** Begin Record extracts **
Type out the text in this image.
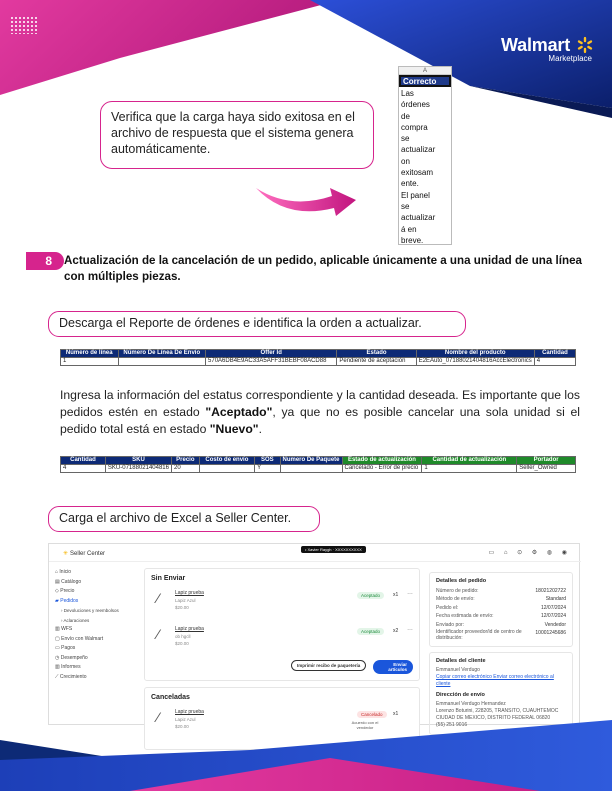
Walmart
Marketplace
A
Correcto
Las
órdenes
de
compra
se
actualizar
on
exitosam
ente.
El panel
se
actualizar
á en
breve.
Verifica que la carga haya sido exitosa en el archivo de respuesta que el sistema genera automáticamente.
8	Actualización de la cancelación de un pedido, aplicable únicamente a una unidad de una línea con múltiples piezas.
Descarga el Reporte de órdenes e identifica la orden a actualizar.
Número de línea	Número De Línea De Envío	Offer Id	Estado	Nombre del producto	Cantidad
1		570A6DB4E9AC33A5AFF31BEBF08ACD88	Pendiente de aceptación	E2EAuto_07188021404816AccElectronics	4
Ingresa la información del estatus correspondiente y la cantidad deseada. Es importante que los pedidos estén en estado "Aceptado", ya que no es posible cancelar una sola unidad si el pedido total está en estado "Nuevo".
Cantidad	SKU	Precio	Costo de envío	SOS	Numero De Paquete	Estado de actualización	Cantidad de actualización	Portador
4	SKU-07188021404816	20		Y		Cancelado - Error de precio	1	Seller_Owned
Carga el archivo de Excel a Seller Center.
✳ Seller Center
• Xavier Raygh · XXXXXXXXXX
▭ ⌂ ⊙ ⚙ ◍ ◉
⌂ Inicio
▤ Catálogo
◇ Precio
▰ Pedidos
› Devoluciones y reembolsos
› Aclaraciones
▥ WFS
▢ Envío con Walmart
▭ Pagos
◷ Desempeño
▥ Informes
⟋ Crecimiento
Sin Enviar
⁄	Lapiz prueba
Lapiz Azul
$20.00
Aceptado	x1 …
⁄	Lapiz prueba
ob hgcll
$20.00
Aceptado	x2 …
Imprimir recibo de paquetería	Enviar artículos
Canceladas
⁄	Lapiz prueba
Lapiz Azul
$20.00
Cancelado	x1
Acuerdo con el vendedor
Detalles del pedido
Número de pedido:	18021202722
Método de envío:	Standard
Pedido el:	12/07/2024
Fecha estimada de envío:	12/07/2024
Enviado por:	Vendedor
Identificador proveedor/id de centro de distribución:
10001245686
Detalles del cliente
Emmanuel Verdugo
Copiar correo electrónico Enviar correo electrónico al cliente
Dirección de envío
Emmanuel Verdugo Hernandez
Lorenzo Boturini, 228205, TRANSITO, CUAUHTEMOC
CIUDAD DE MEXICO, DISTRITO FEDERAL 06820
(55) 251 9016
** End Record extracts **
◆ **Exercise description**
How many lines in the listing above contain "Emmanuel"? Answer with the number alone.

◆ **Solution to the problem**
2